Given instruction:
Output all the entries word for word. Omit the pictures.

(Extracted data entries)
* BEGIN *

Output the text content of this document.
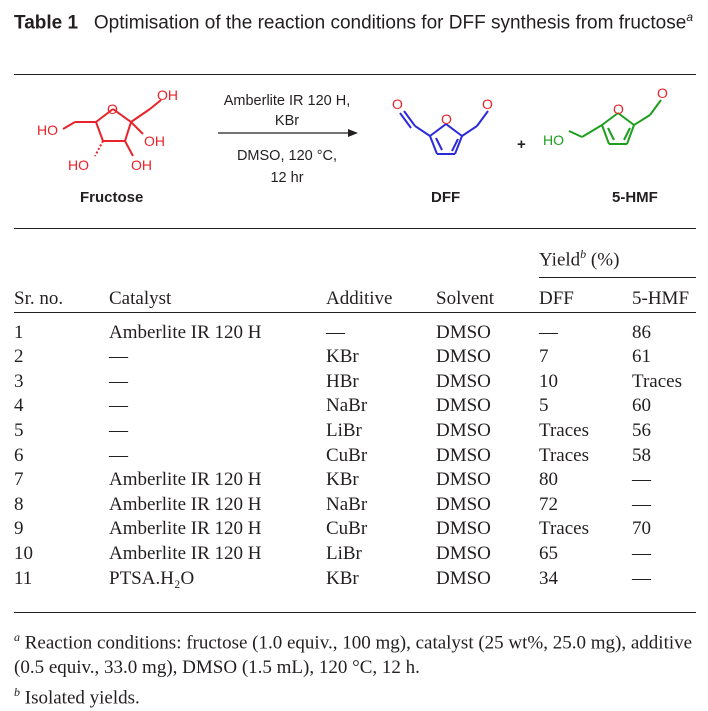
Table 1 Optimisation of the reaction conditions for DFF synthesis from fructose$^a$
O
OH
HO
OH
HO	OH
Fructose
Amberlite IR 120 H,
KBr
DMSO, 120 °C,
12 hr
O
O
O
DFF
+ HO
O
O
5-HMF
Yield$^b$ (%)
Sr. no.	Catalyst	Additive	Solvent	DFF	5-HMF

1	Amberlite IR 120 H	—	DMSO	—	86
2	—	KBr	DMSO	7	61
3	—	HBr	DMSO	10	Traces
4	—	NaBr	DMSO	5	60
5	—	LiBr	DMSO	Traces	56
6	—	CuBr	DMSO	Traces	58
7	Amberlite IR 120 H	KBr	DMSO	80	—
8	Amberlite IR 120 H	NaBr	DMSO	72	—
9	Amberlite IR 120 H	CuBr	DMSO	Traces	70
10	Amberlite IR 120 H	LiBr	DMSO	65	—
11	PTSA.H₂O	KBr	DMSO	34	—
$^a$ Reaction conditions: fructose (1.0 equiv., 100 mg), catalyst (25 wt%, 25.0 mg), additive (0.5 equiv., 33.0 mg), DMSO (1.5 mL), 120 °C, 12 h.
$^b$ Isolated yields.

* END *

Reply to the exercise:
Output the text content of this document.
Table 1 Optimisation of the reaction conditions for DFF synthesis from fructose$^a$
O
OH
HO
OH
HO	OH
Fructose
Amberlite IR 120 H,
KBr
DMSO, 120 °C,
12 hr
O
O
O
DFF
+ HO
O
O
5-HMF
Yield$^b$ (%)
Sr. no.	Catalyst	Additive	Solvent	DFF	5-HMF

1	Amberlite IR 120 H	—	DMSO	—	86
2	—	KBr	DMSO	7	61
3	—	HBr	DMSO	10	Traces
4	—	NaBr	DMSO	5	60
5	—	LiBr	DMSO	Traces	56
6	—	CuBr	DMSO	Traces	58
7	Amberlite IR 120 H	KBr	DMSO	80	—
8	Amberlite IR 120 H	NaBr	DMSO	72	—
9	Amberlite IR 120 H	CuBr	DMSO	Traces	70
10	Amberlite IR 120 H	LiBr	DMSO	65	—
11	PTSA.H₂O	KBr	DMSO	34	—
$^a$ Reaction conditions: fructose (1.0 equiv., 100 mg), catalyst (25 wt%, 25.0 mg), additive (0.5 equiv., 33.0 mg), DMSO (1.5 mL), 120 °C, 12 h.
$^b$ Isolated yields.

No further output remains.